SET PROBLEM —
Make an exact transcription of the material, leaving out all images.

RECORD LIST —
╔══
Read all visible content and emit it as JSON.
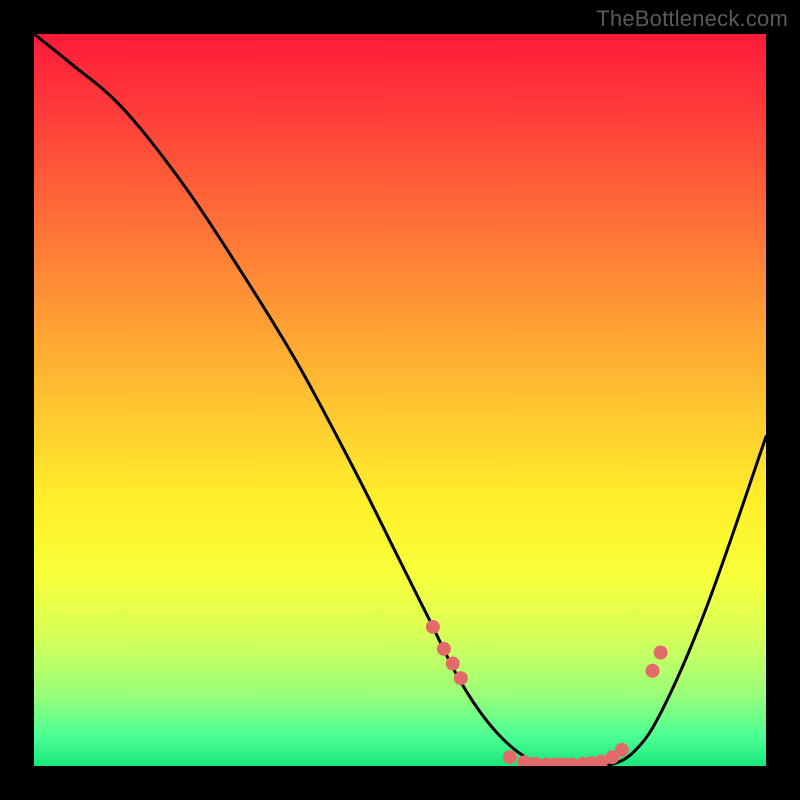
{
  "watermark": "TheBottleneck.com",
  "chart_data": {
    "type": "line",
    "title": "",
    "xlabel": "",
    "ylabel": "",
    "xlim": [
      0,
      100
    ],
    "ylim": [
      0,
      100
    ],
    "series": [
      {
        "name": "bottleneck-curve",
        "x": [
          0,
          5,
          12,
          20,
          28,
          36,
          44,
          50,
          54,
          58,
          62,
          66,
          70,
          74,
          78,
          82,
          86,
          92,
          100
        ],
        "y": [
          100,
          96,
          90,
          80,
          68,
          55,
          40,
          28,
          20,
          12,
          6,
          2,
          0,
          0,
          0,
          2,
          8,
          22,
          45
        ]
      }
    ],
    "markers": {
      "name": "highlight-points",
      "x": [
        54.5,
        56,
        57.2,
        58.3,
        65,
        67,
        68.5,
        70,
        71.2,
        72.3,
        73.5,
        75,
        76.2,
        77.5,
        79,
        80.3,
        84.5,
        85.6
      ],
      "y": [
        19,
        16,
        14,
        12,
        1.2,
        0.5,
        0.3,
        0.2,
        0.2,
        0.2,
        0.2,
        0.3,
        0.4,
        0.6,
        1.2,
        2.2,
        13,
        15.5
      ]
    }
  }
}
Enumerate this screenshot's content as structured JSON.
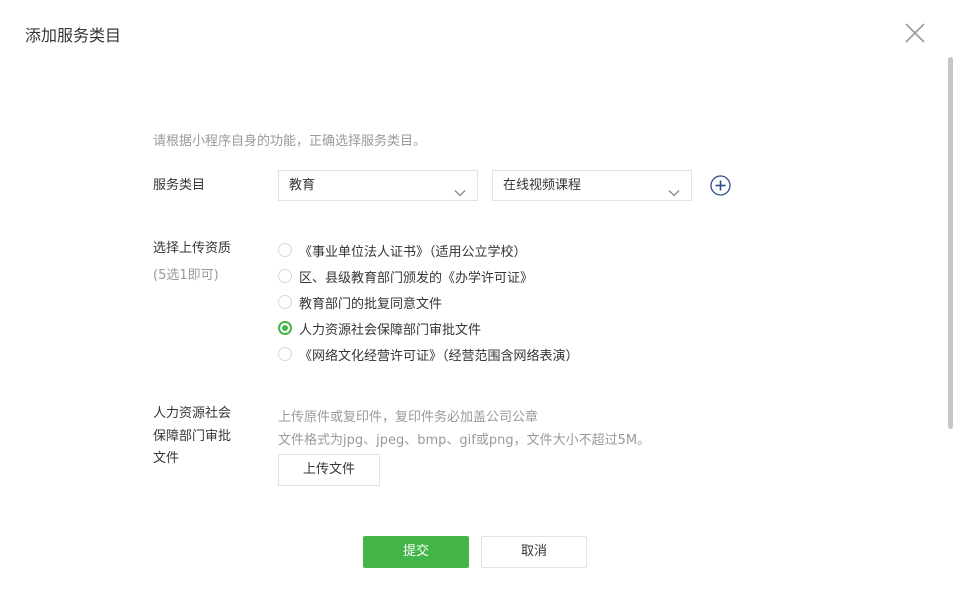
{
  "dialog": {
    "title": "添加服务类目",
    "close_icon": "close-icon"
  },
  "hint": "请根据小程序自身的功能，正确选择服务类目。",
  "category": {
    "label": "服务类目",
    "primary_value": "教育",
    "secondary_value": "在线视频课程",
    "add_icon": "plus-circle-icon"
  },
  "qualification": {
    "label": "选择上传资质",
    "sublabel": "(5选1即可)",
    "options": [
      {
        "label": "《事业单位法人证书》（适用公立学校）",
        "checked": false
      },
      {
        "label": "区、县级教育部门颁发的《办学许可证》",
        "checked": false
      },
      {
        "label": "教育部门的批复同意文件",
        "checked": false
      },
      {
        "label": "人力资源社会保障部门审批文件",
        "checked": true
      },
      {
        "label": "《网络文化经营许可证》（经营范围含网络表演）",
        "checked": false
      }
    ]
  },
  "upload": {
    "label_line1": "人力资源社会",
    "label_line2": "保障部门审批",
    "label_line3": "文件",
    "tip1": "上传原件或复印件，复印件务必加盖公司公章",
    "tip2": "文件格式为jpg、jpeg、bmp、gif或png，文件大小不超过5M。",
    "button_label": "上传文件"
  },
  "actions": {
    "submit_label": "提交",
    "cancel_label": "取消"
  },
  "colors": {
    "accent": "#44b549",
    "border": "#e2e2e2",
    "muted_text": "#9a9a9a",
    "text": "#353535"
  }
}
╚══
RESPONSE TO THE EXERCISE —
Read all visible content and emit it as JSON.
{
  "watermark": "TheBottleneck.com",
  "chart_data": {
    "type": "line",
    "title": "",
    "xlabel": "",
    "ylabel": "",
    "xlim": [
      0,
      100
    ],
    "ylim": [
      0,
      100
    ],
    "series": [
      {
        "name": "bottleneck-curve",
        "x": [
          0,
          5,
          12,
          20,
          28,
          36,
          44,
          50,
          54,
          58,
          62,
          66,
          70,
          74,
          78,
          82,
          86,
          92,
          100
        ],
        "y": [
          100,
          96,
          90,
          80,
          68,
          55,
          40,
          28,
          20,
          12,
          6,
          2,
          0,
          0,
          0,
          2,
          8,
          22,
          45
        ]
      }
    ],
    "markers": {
      "name": "highlight-points",
      "x": [
        54.5,
        56,
        57.2,
        58.3,
        65,
        67,
        68.5,
        70,
        71.2,
        72.3,
        73.5,
        75,
        76.2,
        77.5,
        79,
        80.3,
        84.5,
        85.6
      ],
      "y": [
        19,
        16,
        14,
        12,
        1.2,
        0.5,
        0.3,
        0.2,
        0.2,
        0.2,
        0.2,
        0.3,
        0.4,
        0.6,
        1.2,
        2.2,
        13,
        15.5
      ]
    }
  }
}
Enumerate this screenshot's content as structured JSON.
{
  "dialog": {
    "title": "添加服务类目",
    "close_icon": "close-icon"
  },
  "hint": "请根据小程序自身的功能，正确选择服务类目。",
  "category": {
    "label": "服务类目",
    "primary_value": "教育",
    "secondary_value": "在线视频课程",
    "add_icon": "plus-circle-icon"
  },
  "qualification": {
    "label": "选择上传资质",
    "sublabel": "(5选1即可)",
    "options": [
      {
        "label": "《事业单位法人证书》（适用公立学校）",
        "checked": false
      },
      {
        "label": "区、县级教育部门颁发的《办学许可证》",
        "checked": false
      },
      {
        "label": "教育部门的批复同意文件",
        "checked": false
      },
      {
        "label": "人力资源社会保障部门审批文件",
        "checked": true
      },
      {
        "label": "《网络文化经营许可证》（经营范围含网络表演）",
        "checked": false
      }
    ]
  },
  "upload": {
    "label_line1": "人力资源社会",
    "label_line2": "保障部门审批",
    "label_line3": "文件",
    "tip1": "上传原件或复印件，复印件务必加盖公司公章",
    "tip2": "文件格式为jpg、jpeg、bmp、gif或png，文件大小不超过5M。",
    "button_label": "上传文件"
  },
  "actions": {
    "submit_label": "提交",
    "cancel_label": "取消"
  },
  "colors": {
    "accent": "#44b549",
    "border": "#e2e2e2",
    "muted_text": "#9a9a9a",
    "text": "#353535"
  }
}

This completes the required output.